[Recorded data]
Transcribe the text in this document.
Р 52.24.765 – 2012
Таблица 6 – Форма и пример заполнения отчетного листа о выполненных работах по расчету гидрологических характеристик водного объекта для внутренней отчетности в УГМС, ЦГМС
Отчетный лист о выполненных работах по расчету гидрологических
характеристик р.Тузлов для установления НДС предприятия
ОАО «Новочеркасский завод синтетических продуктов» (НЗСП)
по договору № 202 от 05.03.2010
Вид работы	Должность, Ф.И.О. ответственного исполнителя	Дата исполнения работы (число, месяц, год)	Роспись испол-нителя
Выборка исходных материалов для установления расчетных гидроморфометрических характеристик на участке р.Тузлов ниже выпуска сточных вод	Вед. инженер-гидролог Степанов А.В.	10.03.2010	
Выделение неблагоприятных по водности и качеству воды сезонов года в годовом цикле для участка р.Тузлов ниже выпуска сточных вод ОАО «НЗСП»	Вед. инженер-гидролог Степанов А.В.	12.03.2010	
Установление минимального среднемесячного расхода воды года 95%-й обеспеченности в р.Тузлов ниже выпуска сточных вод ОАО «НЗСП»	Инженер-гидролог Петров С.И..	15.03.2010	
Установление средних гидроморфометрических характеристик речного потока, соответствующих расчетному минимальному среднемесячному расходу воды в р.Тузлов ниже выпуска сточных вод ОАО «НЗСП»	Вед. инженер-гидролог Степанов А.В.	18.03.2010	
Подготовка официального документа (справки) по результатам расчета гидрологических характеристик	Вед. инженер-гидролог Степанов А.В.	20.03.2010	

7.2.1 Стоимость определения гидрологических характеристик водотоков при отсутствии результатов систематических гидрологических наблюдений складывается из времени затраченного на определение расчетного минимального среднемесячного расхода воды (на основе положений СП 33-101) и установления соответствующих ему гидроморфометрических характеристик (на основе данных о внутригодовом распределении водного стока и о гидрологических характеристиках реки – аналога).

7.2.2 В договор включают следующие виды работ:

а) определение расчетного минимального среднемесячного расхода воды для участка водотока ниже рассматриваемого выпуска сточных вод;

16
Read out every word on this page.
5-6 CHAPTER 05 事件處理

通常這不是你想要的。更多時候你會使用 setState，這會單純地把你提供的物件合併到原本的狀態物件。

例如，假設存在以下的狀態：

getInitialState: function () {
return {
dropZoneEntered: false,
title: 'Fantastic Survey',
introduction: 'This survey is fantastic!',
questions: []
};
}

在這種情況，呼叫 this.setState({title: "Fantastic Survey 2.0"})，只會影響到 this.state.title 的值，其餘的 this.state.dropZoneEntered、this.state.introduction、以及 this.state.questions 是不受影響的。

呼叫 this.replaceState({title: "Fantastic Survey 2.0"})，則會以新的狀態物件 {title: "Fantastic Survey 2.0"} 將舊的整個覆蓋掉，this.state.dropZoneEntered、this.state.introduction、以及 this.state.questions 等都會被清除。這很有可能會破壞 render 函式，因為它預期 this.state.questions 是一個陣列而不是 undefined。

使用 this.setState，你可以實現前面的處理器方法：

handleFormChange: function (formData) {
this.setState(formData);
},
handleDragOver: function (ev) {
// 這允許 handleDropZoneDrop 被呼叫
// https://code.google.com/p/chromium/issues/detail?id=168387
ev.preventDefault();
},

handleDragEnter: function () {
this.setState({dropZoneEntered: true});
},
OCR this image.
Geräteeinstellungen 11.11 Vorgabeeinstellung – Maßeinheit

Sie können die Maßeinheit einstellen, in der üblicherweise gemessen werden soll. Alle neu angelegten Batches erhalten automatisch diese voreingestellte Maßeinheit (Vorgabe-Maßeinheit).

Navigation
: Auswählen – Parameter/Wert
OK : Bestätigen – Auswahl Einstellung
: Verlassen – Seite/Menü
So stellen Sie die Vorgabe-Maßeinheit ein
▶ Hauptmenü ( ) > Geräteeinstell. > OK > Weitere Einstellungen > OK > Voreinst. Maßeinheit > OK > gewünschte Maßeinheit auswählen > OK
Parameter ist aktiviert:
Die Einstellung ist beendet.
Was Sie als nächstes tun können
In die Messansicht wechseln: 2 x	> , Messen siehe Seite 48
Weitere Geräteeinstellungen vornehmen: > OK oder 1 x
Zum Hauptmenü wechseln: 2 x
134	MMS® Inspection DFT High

Exercise details:
Show all lines from the listing above in which "ниже" appears.

Answer below:
Выборка исходных материалов для установления расчетных гидроморфометрических характеристик на участке р.Тузлов ниже выпуска сточных вод	Вед. инженер-гидролог Степанов А.В.	10.03.2010	
Выделение неблагоприятных по водности и качеству воды сезонов года в годовом цикле для участка р.Тузлов ниже выпуска сточных вод ОАО «НЗСП»	Вед. инженер-гидролог Степанов А.В.	12.03.2010	
Установление минимального среднемесячного расхода воды года 95%-й обеспеченности в р.Тузлов ниже выпуска сточных вод ОАО «НЗСП»	Инженер-гидролог Петров С.И..	15.03.2010	
Установление средних гидроморфометрических характеристик речного потока, соответствующих расчетному минимальному среднемесячному расходу воды в р.Тузлов ниже выпуска сточных вод ОАО «НЗСП»	Вед. инженер-гидролог Степанов А.В.	18.03.2010	
а) определение расчетного минимального среднемесячного расхода воды для участка водотока ниже рассматриваемого выпуска сточных вод;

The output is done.